▶ Extracted records
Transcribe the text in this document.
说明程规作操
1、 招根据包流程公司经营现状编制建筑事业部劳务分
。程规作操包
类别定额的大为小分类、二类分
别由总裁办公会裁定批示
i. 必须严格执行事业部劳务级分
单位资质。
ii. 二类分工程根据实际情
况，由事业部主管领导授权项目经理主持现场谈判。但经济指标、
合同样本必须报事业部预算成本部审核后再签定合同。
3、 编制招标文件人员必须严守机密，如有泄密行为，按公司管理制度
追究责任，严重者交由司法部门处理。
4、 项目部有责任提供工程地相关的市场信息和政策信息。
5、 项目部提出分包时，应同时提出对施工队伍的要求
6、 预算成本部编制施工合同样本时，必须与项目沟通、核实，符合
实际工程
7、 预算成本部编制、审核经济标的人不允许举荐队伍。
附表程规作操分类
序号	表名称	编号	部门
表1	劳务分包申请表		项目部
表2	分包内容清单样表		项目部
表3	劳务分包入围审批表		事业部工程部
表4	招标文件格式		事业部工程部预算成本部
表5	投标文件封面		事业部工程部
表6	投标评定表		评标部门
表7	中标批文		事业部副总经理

▶ Your task
Nothing may be left out: return each entry exactly as it reads.

▶ Answer to this exercise
Transcribe the text in this document.
说明程规作操
1、 招根据包流程公司经营现状编制建筑事业部劳务分
。程规作操包
类别定额的大为小分类、二类分
别由总裁办公会裁定批示
i. 必须严格执行事业部劳务级分
单位资质。
ii. 二类分工程根据实际情
况，由事业部主管领导授权项目经理主持现场谈判。但经济指标、
合同样本必须报事业部预算成本部审核后再签定合同。
3、 编制招标文件人员必须严守机密，如有泄密行为，按公司管理制度
追究责任，严重者交由司法部门处理。
4、 项目部有责任提供工程地相关的市场信息和政策信息。
5、 项目部提出分包时，应同时提出对施工队伍的要求
6、 预算成本部编制施工合同样本时，必须与项目沟通、核实，符合
实际工程
7、 预算成本部编制、审核经济标的人不允许举荐队伍。
附表程规作操分类
序号	表名称	编号	部门
表1	劳务分包申请表		项目部
表2	分包内容清单样表		项目部
表3	劳务分包入围审批表		事业部工程部
表4	招标文件格式		事业部工程部预算成本部
表5	投标文件封面		事业部工程部
表6	投标评定表		评标部门
表7	中标批文		事业部副总经理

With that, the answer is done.